-- RECORDED INFORMATION start --
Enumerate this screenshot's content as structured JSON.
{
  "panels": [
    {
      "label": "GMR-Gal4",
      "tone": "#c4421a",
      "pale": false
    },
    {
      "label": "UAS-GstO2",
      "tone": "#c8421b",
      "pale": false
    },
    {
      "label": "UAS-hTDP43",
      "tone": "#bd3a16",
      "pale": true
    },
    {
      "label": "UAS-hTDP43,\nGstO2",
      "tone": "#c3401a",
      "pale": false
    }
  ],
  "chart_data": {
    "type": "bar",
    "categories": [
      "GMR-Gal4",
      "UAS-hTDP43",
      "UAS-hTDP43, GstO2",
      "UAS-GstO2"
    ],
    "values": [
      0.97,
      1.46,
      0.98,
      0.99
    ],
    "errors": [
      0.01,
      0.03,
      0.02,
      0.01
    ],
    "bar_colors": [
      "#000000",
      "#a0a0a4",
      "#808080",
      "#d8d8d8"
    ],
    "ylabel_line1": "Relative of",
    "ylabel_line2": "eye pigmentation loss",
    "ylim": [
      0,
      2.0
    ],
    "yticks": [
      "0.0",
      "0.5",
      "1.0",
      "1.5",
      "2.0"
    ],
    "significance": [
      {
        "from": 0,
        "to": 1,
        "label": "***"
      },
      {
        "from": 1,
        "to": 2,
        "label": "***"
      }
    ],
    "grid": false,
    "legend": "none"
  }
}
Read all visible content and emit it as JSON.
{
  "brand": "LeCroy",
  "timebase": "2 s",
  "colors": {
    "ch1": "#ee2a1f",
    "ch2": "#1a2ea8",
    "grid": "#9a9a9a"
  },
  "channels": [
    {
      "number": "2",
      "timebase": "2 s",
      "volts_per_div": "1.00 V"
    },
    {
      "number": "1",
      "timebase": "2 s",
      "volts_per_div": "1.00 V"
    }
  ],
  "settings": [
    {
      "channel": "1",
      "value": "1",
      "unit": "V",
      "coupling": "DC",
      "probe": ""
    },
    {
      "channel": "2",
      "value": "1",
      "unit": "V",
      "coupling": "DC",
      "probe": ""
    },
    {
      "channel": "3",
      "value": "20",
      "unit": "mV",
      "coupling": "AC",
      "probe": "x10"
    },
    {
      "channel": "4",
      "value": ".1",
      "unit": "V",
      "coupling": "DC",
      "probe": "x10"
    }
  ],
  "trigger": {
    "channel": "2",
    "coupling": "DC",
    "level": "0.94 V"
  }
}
-- RECORDED INFORMATION end --
# WHAT YOU WILL DO
Write out all the entries exactly.

# RESULT FOR THIS TASK
Enumerate this screenshot's content as structured JSON.
{
  "panels": [
    {
      "label": "GMR-Gal4",
      "tone": "#c4421a",
      "pale": false
    },
    {
      "label": "UAS-GstO2",
      "tone": "#c8421b",
      "pale": false
    },
    {
      "label": "UAS-hTDP43",
      "tone": "#bd3a16",
      "pale": true
    },
    {
      "label": "UAS-hTDP43,\nGstO2",
      "tone": "#c3401a",
      "pale": false
    }
  ],
  "chart_data": {
    "type": "bar",
    "categories": [
      "GMR-Gal4",
      "UAS-hTDP43",
      "UAS-hTDP43, GstO2",
      "UAS-GstO2"
    ],
    "values": [
      0.97,
      1.46,
      0.98,
      0.99
    ],
    "errors": [
      0.01,
      0.03,
      0.02,
      0.01
    ],
    "bar_colors": [
      "#000000",
      "#a0a0a4",
      "#808080",
      "#d8d8d8"
    ],
    "ylabel_line1": "Relative of",
    "ylabel_line2": "eye pigmentation loss",
    "ylim": [
      0,
      2.0
    ],
    "yticks": [
      "0.0",
      "0.5",
      "1.0",
      "1.5",
      "2.0"
    ],
    "significance": [
      {
        "from": 0,
        "to": 1,
        "label": "***"
      },
      {
        "from": 1,
        "to": 2,
        "label": "***"
      }
    ],
    "grid": false,
    "legend": "none"
  }
}
Read all visible content and emit it as JSON.
{
  "brand": "LeCroy",
  "timebase": "2 s",
  "colors": {
    "ch1": "#ee2a1f",
    "ch2": "#1a2ea8",
    "grid": "#9a9a9a"
  },
  "channels": [
    {
      "number": "2",
      "timebase": "2 s",
      "volts_per_div": "1.00 V"
    },
    {
      "number": "1",
      "timebase": "2 s",
      "volts_per_div": "1.00 V"
    }
  ],
  "settings": [
    {
      "channel": "1",
      "value": "1",
      "unit": "V",
      "coupling": "DC",
      "probe": ""
    },
    {
      "channel": "2",
      "value": "1",
      "unit": "V",
      "coupling": "DC",
      "probe": ""
    },
    {
      "channel": "3",
      "value": "20",
      "unit": "mV",
      "coupling": "AC",
      "probe": "x10"
    },
    {
      "channel": "4",
      "value": ".1",
      "unit": "V",
      "coupling": "DC",
      "probe": "x10"
    }
  ],
  "trigger": {
    "channel": "2",
    "coupling": "DC",
    "level": "0.94 V"
  }
}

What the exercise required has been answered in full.